■ Dataset records

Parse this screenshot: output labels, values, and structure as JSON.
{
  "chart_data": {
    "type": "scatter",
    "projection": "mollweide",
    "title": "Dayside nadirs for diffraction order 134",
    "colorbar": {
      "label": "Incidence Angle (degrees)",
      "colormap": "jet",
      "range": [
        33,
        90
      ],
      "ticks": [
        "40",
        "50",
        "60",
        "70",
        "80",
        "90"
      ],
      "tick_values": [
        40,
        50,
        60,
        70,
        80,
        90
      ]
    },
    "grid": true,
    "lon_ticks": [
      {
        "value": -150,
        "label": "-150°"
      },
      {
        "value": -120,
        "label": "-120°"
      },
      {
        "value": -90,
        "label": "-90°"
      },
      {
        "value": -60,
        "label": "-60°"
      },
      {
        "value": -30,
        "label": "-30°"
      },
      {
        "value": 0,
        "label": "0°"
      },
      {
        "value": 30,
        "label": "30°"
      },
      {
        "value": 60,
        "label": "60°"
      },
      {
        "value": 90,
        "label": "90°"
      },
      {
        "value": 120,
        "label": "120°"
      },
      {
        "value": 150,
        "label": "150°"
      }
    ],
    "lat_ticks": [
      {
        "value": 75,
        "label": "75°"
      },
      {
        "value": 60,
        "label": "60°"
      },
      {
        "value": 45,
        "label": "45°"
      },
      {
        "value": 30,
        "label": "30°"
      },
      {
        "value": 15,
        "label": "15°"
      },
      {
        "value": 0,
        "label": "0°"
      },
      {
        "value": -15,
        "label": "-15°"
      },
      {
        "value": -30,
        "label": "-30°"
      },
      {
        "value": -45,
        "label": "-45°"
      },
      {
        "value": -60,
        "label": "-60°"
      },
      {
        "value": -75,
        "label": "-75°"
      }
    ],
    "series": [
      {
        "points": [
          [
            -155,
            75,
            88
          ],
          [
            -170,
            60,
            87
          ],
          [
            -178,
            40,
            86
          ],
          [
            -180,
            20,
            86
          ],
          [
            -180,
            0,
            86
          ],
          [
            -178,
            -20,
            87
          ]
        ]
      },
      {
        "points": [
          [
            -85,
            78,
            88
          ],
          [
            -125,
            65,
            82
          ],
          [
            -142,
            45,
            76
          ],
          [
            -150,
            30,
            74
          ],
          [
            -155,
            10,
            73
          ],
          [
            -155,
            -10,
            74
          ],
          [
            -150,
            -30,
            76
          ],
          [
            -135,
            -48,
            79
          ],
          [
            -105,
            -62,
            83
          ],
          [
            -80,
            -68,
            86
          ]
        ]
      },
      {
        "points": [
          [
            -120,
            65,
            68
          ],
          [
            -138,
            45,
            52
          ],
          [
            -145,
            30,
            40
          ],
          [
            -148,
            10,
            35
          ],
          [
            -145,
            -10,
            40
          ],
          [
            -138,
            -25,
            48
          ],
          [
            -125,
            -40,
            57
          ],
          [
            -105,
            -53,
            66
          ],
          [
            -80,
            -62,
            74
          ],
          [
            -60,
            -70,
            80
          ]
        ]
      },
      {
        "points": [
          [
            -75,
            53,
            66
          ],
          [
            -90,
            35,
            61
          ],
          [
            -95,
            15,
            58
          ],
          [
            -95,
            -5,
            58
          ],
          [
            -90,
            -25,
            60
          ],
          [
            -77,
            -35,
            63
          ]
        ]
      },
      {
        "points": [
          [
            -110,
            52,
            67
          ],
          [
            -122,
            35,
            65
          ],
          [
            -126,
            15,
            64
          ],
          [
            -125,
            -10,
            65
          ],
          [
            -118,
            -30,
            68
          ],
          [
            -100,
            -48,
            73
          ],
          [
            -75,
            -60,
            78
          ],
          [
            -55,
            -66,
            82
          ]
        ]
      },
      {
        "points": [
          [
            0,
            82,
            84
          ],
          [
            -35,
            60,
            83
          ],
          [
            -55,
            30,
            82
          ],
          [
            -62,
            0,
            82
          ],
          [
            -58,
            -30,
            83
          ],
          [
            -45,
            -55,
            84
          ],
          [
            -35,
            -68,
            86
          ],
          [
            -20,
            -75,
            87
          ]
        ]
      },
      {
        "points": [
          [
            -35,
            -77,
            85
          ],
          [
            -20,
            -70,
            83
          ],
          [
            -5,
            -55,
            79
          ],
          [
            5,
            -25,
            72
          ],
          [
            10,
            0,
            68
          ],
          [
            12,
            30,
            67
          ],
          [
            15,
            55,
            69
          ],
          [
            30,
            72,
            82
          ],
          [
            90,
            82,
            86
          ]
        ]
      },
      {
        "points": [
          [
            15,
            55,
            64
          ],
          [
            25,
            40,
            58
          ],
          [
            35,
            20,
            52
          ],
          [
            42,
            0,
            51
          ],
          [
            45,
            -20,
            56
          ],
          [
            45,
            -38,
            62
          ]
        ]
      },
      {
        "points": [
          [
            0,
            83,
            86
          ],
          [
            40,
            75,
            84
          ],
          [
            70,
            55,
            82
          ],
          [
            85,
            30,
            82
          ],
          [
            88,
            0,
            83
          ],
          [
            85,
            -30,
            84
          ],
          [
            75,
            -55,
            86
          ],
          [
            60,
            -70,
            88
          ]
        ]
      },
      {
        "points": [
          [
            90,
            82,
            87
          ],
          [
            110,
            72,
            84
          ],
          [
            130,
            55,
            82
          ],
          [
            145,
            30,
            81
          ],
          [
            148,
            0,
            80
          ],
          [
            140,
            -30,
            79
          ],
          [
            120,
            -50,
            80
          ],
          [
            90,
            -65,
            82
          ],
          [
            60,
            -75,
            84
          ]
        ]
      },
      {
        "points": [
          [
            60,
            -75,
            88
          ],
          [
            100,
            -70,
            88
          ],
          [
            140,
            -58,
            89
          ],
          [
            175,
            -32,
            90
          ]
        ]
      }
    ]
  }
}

■ Stated goal
The records above must be output exactly, in full.

■ Written solution
Parse this screenshot: output labels, values, and structure as JSON.
{
  "chart_data": {
    "type": "scatter",
    "projection": "mollweide",
    "title": "Dayside nadirs for diffraction order 134",
    "colorbar": {
      "label": "Incidence Angle (degrees)",
      "colormap": "jet",
      "range": [
        33,
        90
      ],
      "ticks": [
        "40",
        "50",
        "60",
        "70",
        "80",
        "90"
      ],
      "tick_values": [
        40,
        50,
        60,
        70,
        80,
        90
      ]
    },
    "grid": true,
    "lon_ticks": [
      {
        "value": -150,
        "label": "-150°"
      },
      {
        "value": -120,
        "label": "-120°"
      },
      {
        "value": -90,
        "label": "-90°"
      },
      {
        "value": -60,
        "label": "-60°"
      },
      {
        "value": -30,
        "label": "-30°"
      },
      {
        "value": 0,
        "label": "0°"
      },
      {
        "value": 30,
        "label": "30°"
      },
      {
        "value": 60,
        "label": "60°"
      },
      {
        "value": 90,
        "label": "90°"
      },
      {
        "value": 120,
        "label": "120°"
      },
      {
        "value": 150,
        "label": "150°"
      }
    ],
    "lat_ticks": [
      {
        "value": 75,
        "label": "75°"
      },
      {
        "value": 60,
        "label": "60°"
      },
      {
        "value": 45,
        "label": "45°"
      },
      {
        "value": 30,
        "label": "30°"
      },
      {
        "value": 15,
        "label": "15°"
      },
      {
        "value": 0,
        "label": "0°"
      },
      {
        "value": -15,
        "label": "-15°"
      },
      {
        "value": -30,
        "label": "-30°"
      },
      {
        "value": -45,
        "label": "-45°"
      },
      {
        "value": -60,
        "label": "-60°"
      },
      {
        "value": -75,
        "label": "-75°"
      }
    ],
    "series": [
      {
        "points": [
          [
            -155,
            75,
            88
          ],
          [
            -170,
            60,
            87
          ],
          [
            -178,
            40,
            86
          ],
          [
            -180,
            20,
            86
          ],
          [
            -180,
            0,
            86
          ],
          [
            -178,
            -20,
            87
          ]
        ]
      },
      {
        "points": [
          [
            -85,
            78,
            88
          ],
          [
            -125,
            65,
            82
          ],
          [
            -142,
            45,
            76
          ],
          [
            -150,
            30,
            74
          ],
          [
            -155,
            10,
            73
          ],
          [
            -155,
            -10,
            74
          ],
          [
            -150,
            -30,
            76
          ],
          [
            -135,
            -48,
            79
          ],
          [
            -105,
            -62,
            83
          ],
          [
            -80,
            -68,
            86
          ]
        ]
      },
      {
        "points": [
          [
            -120,
            65,
            68
          ],
          [
            -138,
            45,
            52
          ],
          [
            -145,
            30,
            40
          ],
          [
            -148,
            10,
            35
          ],
          [
            -145,
            -10,
            40
          ],
          [
            -138,
            -25,
            48
          ],
          [
            -125,
            -40,
            57
          ],
          [
            -105,
            -53,
            66
          ],
          [
            -80,
            -62,
            74
          ],
          [
            -60,
            -70,
            80
          ]
        ]
      },
      {
        "points": [
          [
            -75,
            53,
            66
          ],
          [
            -90,
            35,
            61
          ],
          [
            -95,
            15,
            58
          ],
          [
            -95,
            -5,
            58
          ],
          [
            -90,
            -25,
            60
          ],
          [
            -77,
            -35,
            63
          ]
        ]
      },
      {
        "points": [
          [
            -110,
            52,
            67
          ],
          [
            -122,
            35,
            65
          ],
          [
            -126,
            15,
            64
          ],
          [
            -125,
            -10,
            65
          ],
          [
            -118,
            -30,
            68
          ],
          [
            -100,
            -48,
            73
          ],
          [
            -75,
            -60,
            78
          ],
          [
            -55,
            -66,
            82
          ]
        ]
      },
      {
        "points": [
          [
            0,
            82,
            84
          ],
          [
            -35,
            60,
            83
          ],
          [
            -55,
            30,
            82
          ],
          [
            -62,
            0,
            82
          ],
          [
            -58,
            -30,
            83
          ],
          [
            -45,
            -55,
            84
          ],
          [
            -35,
            -68,
            86
          ],
          [
            -20,
            -75,
            87
          ]
        ]
      },
      {
        "points": [
          [
            -35,
            -77,
            85
          ],
          [
            -20,
            -70,
            83
          ],
          [
            -5,
            -55,
            79
          ],
          [
            5,
            -25,
            72
          ],
          [
            10,
            0,
            68
          ],
          [
            12,
            30,
            67
          ],
          [
            15,
            55,
            69
          ],
          [
            30,
            72,
            82
          ],
          [
            90,
            82,
            86
          ]
        ]
      },
      {
        "points": [
          [
            15,
            55,
            64
          ],
          [
            25,
            40,
            58
          ],
          [
            35,
            20,
            52
          ],
          [
            42,
            0,
            51
          ],
          [
            45,
            -20,
            56
          ],
          [
            45,
            -38,
            62
          ]
        ]
      },
      {
        "points": [
          [
            0,
            83,
            86
          ],
          [
            40,
            75,
            84
          ],
          [
            70,
            55,
            82
          ],
          [
            85,
            30,
            82
          ],
          [
            88,
            0,
            83
          ],
          [
            85,
            -30,
            84
          ],
          [
            75,
            -55,
            86
          ],
          [
            60,
            -70,
            88
          ]
        ]
      },
      {
        "points": [
          [
            90,
            82,
            87
          ],
          [
            110,
            72,
            84
          ],
          [
            130,
            55,
            82
          ],
          [
            145,
            30,
            81
          ],
          [
            148,
            0,
            80
          ],
          [
            140,
            -30,
            79
          ],
          [
            120,
            -50,
            80
          ],
          [
            90,
            -65,
            82
          ],
          [
            60,
            -75,
            84
          ]
        ]
      },
      {
        "points": [
          [
            60,
            -75,
            88
          ],
          [
            100,
            -70,
            88
          ],
          [
            140,
            -58,
            89
          ],
          [
            175,
            -32,
            90
          ]
        ]
      }
    ]
  }
}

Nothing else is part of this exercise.